Exercise description:
Could you print each line of the records below word for word, leaving the pictures out?

## start Provided records

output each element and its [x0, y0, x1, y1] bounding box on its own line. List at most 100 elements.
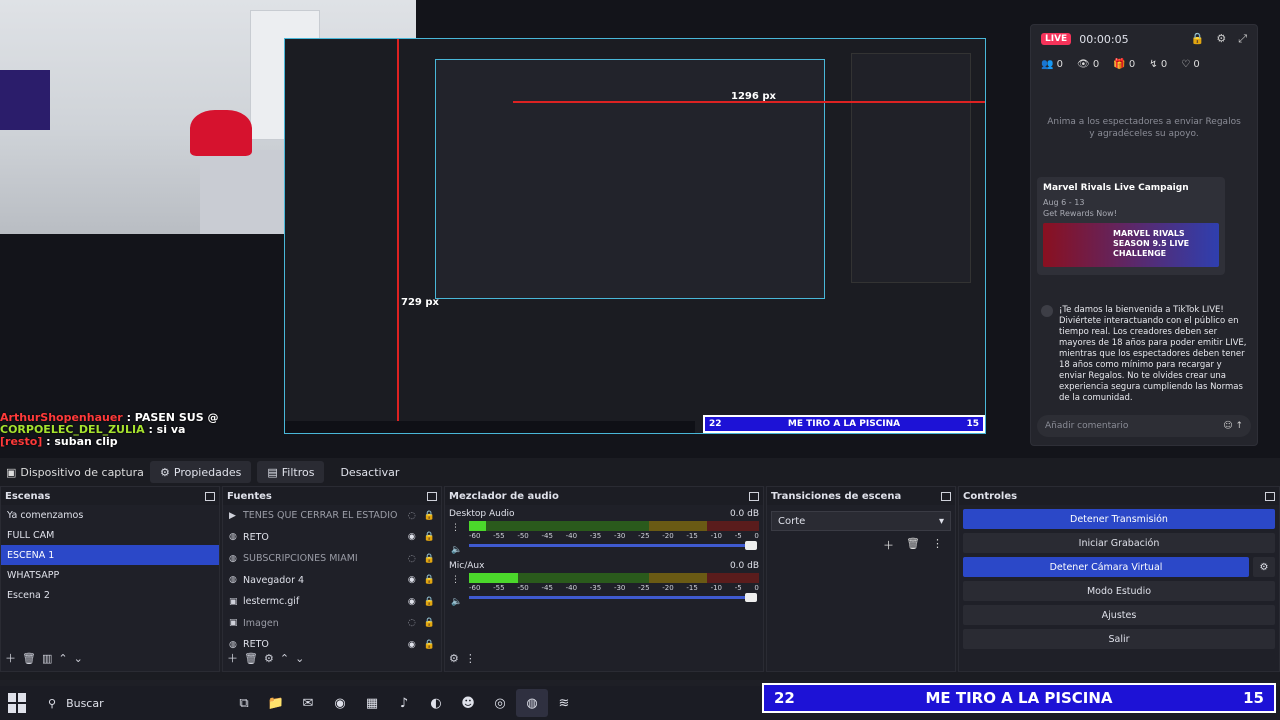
lock-icon[interactable]: 🔒: [424, 618, 435, 628]
source-item[interactable]: ▶ TENES QUE CERRAR EL ESTADIO ◌ 🔒: [223, 505, 441, 527]
channel-menu-icon[interactable]: ⋮: [451, 575, 460, 585]
undock-icon[interactable]: [941, 491, 951, 501]
scene-filters-button[interactable]: ▥: [42, 652, 52, 665]
undock-icon[interactable]: [427, 491, 437, 501]
obs-icon[interactable]: ◉: [324, 689, 356, 717]
gear-icon[interactable]: ⚙: [1216, 32, 1226, 46]
eye-hidden-icon[interactable]: ◌: [408, 554, 416, 564]
undock-icon[interactable]: [205, 491, 215, 501]
program-preview[interactable]: 1296 px 729 px 22 ME TIRO A LA PISCINA 1…: [0, 0, 1280, 458]
comment-input[interactable]: Añadir comentario ☺ ↑: [1037, 415, 1251, 437]
store-icon[interactable]: ▦: [356, 689, 388, 717]
sources-dock: Fuentes ▶ TENES QUE CERRAR EL ESTADIO ◌ 🔒 ◍…: [222, 486, 442, 672]
lock-icon[interactable]: 🔒: [1191, 32, 1205, 46]
slider-knob[interactable]: [745, 541, 757, 550]
source-properties-button[interactable]: ⚙: [264, 652, 274, 665]
speaker-icon[interactable]: 🔈: [451, 545, 462, 555]
stop-stream-button[interactable]: Detener Transmisión: [963, 509, 1275, 529]
scene-item[interactable]: FULL CAM: [1, 525, 219, 545]
taskbar-search[interactable]: ⚲ Buscar: [42, 689, 228, 717]
mixer-menu-icon[interactable]: ⋮: [465, 652, 476, 665]
transition-select[interactable]: Corte ▾: [771, 511, 951, 531]
scene-item[interactable]: WHATSAPP: [1, 565, 219, 585]
move-up-button[interactable]: ⌃: [280, 652, 289, 665]
banner-left-number: 22: [774, 689, 795, 707]
lock-icon[interactable]: 🔒: [424, 554, 435, 564]
undock-icon[interactable]: [1265, 491, 1275, 501]
scene-item[interactable]: Escena 2: [1, 585, 219, 605]
source-item[interactable]: ◍ Navegador 4 ◉ 🔒: [223, 570, 441, 592]
scale-tick: -50: [517, 532, 529, 540]
campaign-card[interactable]: Marvel Rivals Live Campaign Aug 6 - 13 G…: [1037, 177, 1225, 275]
add-source-button[interactable]: ＋: [227, 650, 238, 666]
move-up-button[interactable]: ⌃: [58, 652, 67, 665]
scale-tick: -5: [734, 584, 742, 592]
scene-item[interactable]: Ya comenzamos: [1, 505, 219, 525]
vcam-settings-icon[interactable]: ⚙: [1253, 557, 1275, 577]
slider-knob[interactable]: [745, 593, 757, 602]
filters-button[interactable]: ▤ Filtros: [257, 461, 325, 483]
deactivate-button[interactable]: Desactivar: [330, 461, 409, 483]
task-view-icon[interactable]: ⧉: [228, 689, 260, 717]
exit-button[interactable]: Salir: [963, 629, 1275, 649]
stop-virtual-cam-button[interactable]: Detener Cámara Virtual: [963, 557, 1249, 577]
eye-icon[interactable]: ◉: [408, 532, 416, 542]
settings-button[interactable]: Ajustes: [963, 605, 1275, 625]
eye-hidden-icon[interactable]: ◌: [408, 618, 416, 628]
lock-icon[interactable]: 🔒: [424, 511, 435, 521]
eye-icon[interactable]: ◉: [408, 597, 416, 607]
scale-tick: -45: [541, 532, 553, 540]
chat-message: : si va: [148, 423, 186, 436]
remove-transition-button[interactable]: 🗑: [906, 537, 920, 553]
scale-tick: -30: [613, 584, 626, 592]
studio-mode-button[interactable]: Modo Estudio: [963, 581, 1275, 601]
lock-icon[interactable]: 🔒: [424, 597, 435, 607]
emoji-icon[interactable]: ☺ ↑: [1223, 421, 1243, 431]
undock-icon[interactable]: [749, 491, 759, 501]
chrome-icon[interactable]: ◎: [484, 689, 516, 717]
transition-menu-icon[interactable]: ⋮: [932, 537, 943, 553]
eye-icon[interactable]: ◉: [408, 575, 416, 585]
volume-slider[interactable]: [469, 541, 757, 550]
image-icon: ▣: [229, 618, 238, 629]
source-item[interactable]: ◍ SUBSCRIPCIONES MIAMI ◌ 🔒: [223, 548, 441, 570]
advanced-audio-icon[interactable]: ⚙: [449, 652, 459, 665]
scenes-header: Escenas: [1, 487, 219, 505]
live-hint: Anima a los espectadores a enviar Regalo…: [1047, 117, 1241, 139]
remove-source-button[interactable]: 🗑: [244, 652, 258, 665]
edge-icon[interactable]: ◐: [420, 689, 452, 717]
scene-item-selected[interactable]: ESCENA 1: [1, 545, 219, 565]
add-transition-button[interactable]: ＋: [883, 537, 894, 553]
windows-start-icon[interactable]: [8, 693, 28, 713]
lock-icon[interactable]: 🔒: [424, 640, 435, 650]
source-item[interactable]: ▣ lestermc.gif ◉ 🔒: [223, 591, 441, 613]
lock-icon[interactable]: 🔒: [424, 532, 435, 542]
move-down-button[interactable]: ⌄: [74, 652, 83, 665]
lock-icon[interactable]: 🔒: [424, 575, 435, 585]
speaker-icon[interactable]: 🔈: [451, 597, 462, 607]
scale-tick: -15: [686, 584, 698, 592]
source-item[interactable]: ◍ RETO ◉ 🔒: [223, 527, 441, 549]
properties-button[interactable]: ⚙ Propiedades: [150, 461, 252, 483]
comment-placeholder: Añadir comentario: [1045, 421, 1129, 431]
audio-mixer-dock: Mezclador de audio Desktop Audio 0.0 dB ⋮…: [444, 486, 764, 672]
firefox-icon[interactable]: ◍: [516, 689, 548, 717]
eye-hidden-icon[interactable]: ◌: [408, 511, 416, 521]
scale-tick: 0: [754, 584, 759, 592]
discord-icon[interactable]: ☻: [452, 689, 484, 717]
tiktok-icon[interactable]: ♪: [388, 689, 420, 717]
add-scene-button[interactable]: ＋: [5, 650, 16, 666]
eye-icon[interactable]: ◉: [408, 640, 416, 650]
gear-icon: ⚙: [160, 465, 170, 479]
file-explorer-icon[interactable]: 📁: [260, 689, 292, 717]
mixer-channel: Mic/Aux 0.0 dB ⋮ -60 -55 -50 -45 -40 -35 -30 -25…: [445, 557, 763, 607]
popout-icon[interactable]: ⤢: [1238, 32, 1247, 46]
start-recording-button[interactable]: Iniciar Grabación: [963, 533, 1275, 553]
outlook-icon[interactable]: ✉: [292, 689, 324, 717]
move-down-button[interactable]: ⌄: [295, 652, 304, 665]
channel-menu-icon[interactable]: ⋮: [451, 523, 460, 533]
source-item[interactable]: ▣ Imagen ◌ 🔒: [223, 613, 441, 635]
spotify-icon[interactable]: ≋: [548, 689, 580, 717]
volume-slider[interactable]: [469, 593, 757, 602]
remove-scene-button[interactable]: 🗑: [22, 652, 36, 665]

## end Provided records

Result below:
output each element and its [x0, y0, x1, y1] bounding box on its own line. List at most 100 elements.
lock-icon[interactable]: 🔒: [424, 618, 435, 628]
source-item[interactable]: ▶ TENES QUE CERRAR EL ESTADIO ◌ 🔒: [223, 505, 441, 527]
channel-menu-icon[interactable]: ⋮: [451, 575, 460, 585]
undock-icon[interactable]: [941, 491, 951, 501]
scene-filters-button[interactable]: ▥: [42, 652, 52, 665]
undock-icon[interactable]: [427, 491, 437, 501]
obs-icon[interactable]: ◉: [324, 689, 356, 717]
gear-icon[interactable]: ⚙: [1216, 32, 1226, 46]
eye-hidden-icon[interactable]: ◌: [408, 554, 416, 564]
undock-icon[interactable]: [205, 491, 215, 501]
program-preview[interactable]: 1296 px 729 px 22 ME TIRO A LA PISCINA 1…: [0, 0, 1280, 458]
comment-input[interactable]: Añadir comentario ☺ ↑: [1037, 415, 1251, 437]
store-icon[interactable]: ▦: [356, 689, 388, 717]
sources-dock: Fuentes ▶ TENES QUE CERRAR EL ESTADIO ◌ 🔒 ◍…: [222, 486, 442, 672]
lock-icon[interactable]: 🔒: [1191, 32, 1205, 46]
slider-knob[interactable]: [745, 541, 757, 550]
source-properties-button[interactable]: ⚙: [264, 652, 274, 665]
speaker-icon[interactable]: 🔈: [451, 545, 462, 555]
stop-stream-button[interactable]: Detener Transmisión: [963, 509, 1275, 529]
scene-item[interactable]: FULL CAM: [1, 525, 219, 545]
taskbar-search[interactable]: ⚲ Buscar: [42, 689, 228, 717]
mixer-menu-icon[interactable]: ⋮: [465, 652, 476, 665]
transition-select[interactable]: Corte ▾: [771, 511, 951, 531]
scene-item[interactable]: WHATSAPP: [1, 565, 219, 585]
move-up-button[interactable]: ⌃: [280, 652, 289, 665]
banner-left-number: 22: [774, 689, 795, 707]
lock-icon[interactable]: 🔒: [424, 554, 435, 564]
undock-icon[interactable]: [1265, 491, 1275, 501]
scene-item[interactable]: Escena 2: [1, 585, 219, 605]
source-item[interactable]: ◍ Navegador 4 ◉ 🔒: [223, 570, 441, 592]
scale-tick: -50: [517, 532, 529, 540]
campaign-card[interactable]: Marvel Rivals Live Campaign Aug 6 - 13 G…: [1037, 177, 1225, 275]
add-source-button[interactable]: ＋: [227, 650, 238, 666]
move-up-button[interactable]: ⌃: [58, 652, 67, 665]
scale-tick: -5: [734, 584, 742, 592]
scene-item[interactable]: Ya comenzamos: [1, 505, 219, 525]
vcam-settings-icon[interactable]: ⚙: [1253, 557, 1275, 577]
slider-knob[interactable]: [745, 593, 757, 602]
filters-button[interactable]: ▤ Filtros: [257, 461, 325, 483]
deactivate-button[interactable]: Desactivar: [330, 461, 409, 483]
task-view-icon[interactable]: ⧉: [228, 689, 260, 717]
exit-button[interactable]: Salir: [963, 629, 1275, 649]
stop-virtual-cam-button[interactable]: Detener Cámara Virtual: [963, 557, 1249, 577]
eye-icon[interactable]: ◉: [408, 532, 416, 542]
settings-button[interactable]: Ajustes: [963, 605, 1275, 625]
eye-hidden-icon[interactable]: ◌: [408, 618, 416, 628]
lock-icon[interactable]: 🔒: [424, 511, 435, 521]
eye-icon[interactable]: ◉: [408, 597, 416, 607]
scale-tick: -45: [541, 532, 553, 540]
chat-message: : si va: [148, 423, 186, 436]
remove-transition-button[interactable]: 🗑: [906, 537, 920, 553]
scale-tick: -30: [613, 584, 626, 592]
studio-mode-button[interactable]: Modo Estudio: [963, 581, 1275, 601]
lock-icon[interactable]: 🔒: [424, 597, 435, 607]
emoji-icon[interactable]: ☺ ↑: [1223, 421, 1243, 431]
undock-icon[interactable]: [749, 491, 759, 501]
chrome-icon[interactable]: ◎: [484, 689, 516, 717]
transition-menu-icon[interactable]: ⋮: [932, 537, 943, 553]
eye-icon[interactable]: ◉: [408, 575, 416, 585]
volume-slider[interactable]: [469, 541, 757, 550]
image-icon: ▣: [229, 618, 238, 629]
source-item[interactable]: ◍ SUBSCRIPCIONES MIAMI ◌ 🔒: [223, 548, 441, 570]
advanced-audio-icon[interactable]: ⚙: [449, 652, 459, 665]
scenes-header: Escenas: [1, 487, 219, 505]
live-hint: Anima a los espectadores a enviar Regalo…: [1047, 117, 1241, 139]
remove-source-button[interactable]: 🗑: [244, 652, 258, 665]
edge-icon[interactable]: ◐: [420, 689, 452, 717]
scene-item-selected[interactable]: ESCENA 1: [1, 545, 219, 565]
add-transition-button[interactable]: ＋: [883, 537, 894, 553]
windows-start-icon[interactable]: [8, 693, 28, 713]
lock-icon[interactable]: 🔒: [424, 640, 435, 650]
source-item[interactable]: ▣ lestermc.gif ◉ 🔒: [223, 591, 441, 613]
lock-icon[interactable]: 🔒: [424, 532, 435, 542]
move-down-button[interactable]: ⌄: [74, 652, 83, 665]
lock-icon[interactable]: 🔒: [424, 575, 435, 585]
speaker-icon[interactable]: 🔈: [451, 597, 462, 607]
scale-tick: -15: [686, 584, 698, 592]
source-item[interactable]: ◍ RETO ◉ 🔒: [223, 527, 441, 549]
properties-button[interactable]: ⚙ Propiedades: [150, 461, 252, 483]
comment-placeholder: Añadir comentario: [1045, 421, 1129, 431]
audio-mixer-dock: Mezclador de audio Desktop Audio 0.0 dB ⋮…: [444, 486, 764, 672]
firefox-icon[interactable]: ◍: [516, 689, 548, 717]
eye-hidden-icon[interactable]: ◌: [408, 511, 416, 521]
scale-tick: 0: [754, 584, 759, 592]
discord-icon[interactable]: ☻: [452, 689, 484, 717]
tiktok-icon[interactable]: ♪: [388, 689, 420, 717]
add-scene-button[interactable]: ＋: [5, 650, 16, 666]
eye-icon[interactable]: ◉: [408, 640, 416, 650]
gear-icon: ⚙: [160, 465, 170, 479]
file-explorer-icon[interactable]: 📁: [260, 689, 292, 717]
mixer-channel: Mic/Aux 0.0 dB ⋮ -60 -55 -50 -45 -40 -35 -30 -25…: [445, 557, 763, 607]
popout-icon[interactable]: ⤢: [1238, 32, 1247, 46]
start-recording-button[interactable]: Iniciar Grabación: [963, 533, 1275, 553]
outlook-icon[interactable]: ✉: [292, 689, 324, 717]
move-down-button[interactable]: ⌄: [295, 652, 304, 665]
channel-menu-icon[interactable]: ⋮: [451, 523, 460, 533]
source-item[interactable]: ▣ Imagen ◌ 🔒: [223, 613, 441, 635]
spotify-icon[interactable]: ≋: [548, 689, 580, 717]
volume-slider[interactable]: [469, 593, 757, 602]
remove-scene-button[interactable]: 🗑: [22, 652, 36, 665]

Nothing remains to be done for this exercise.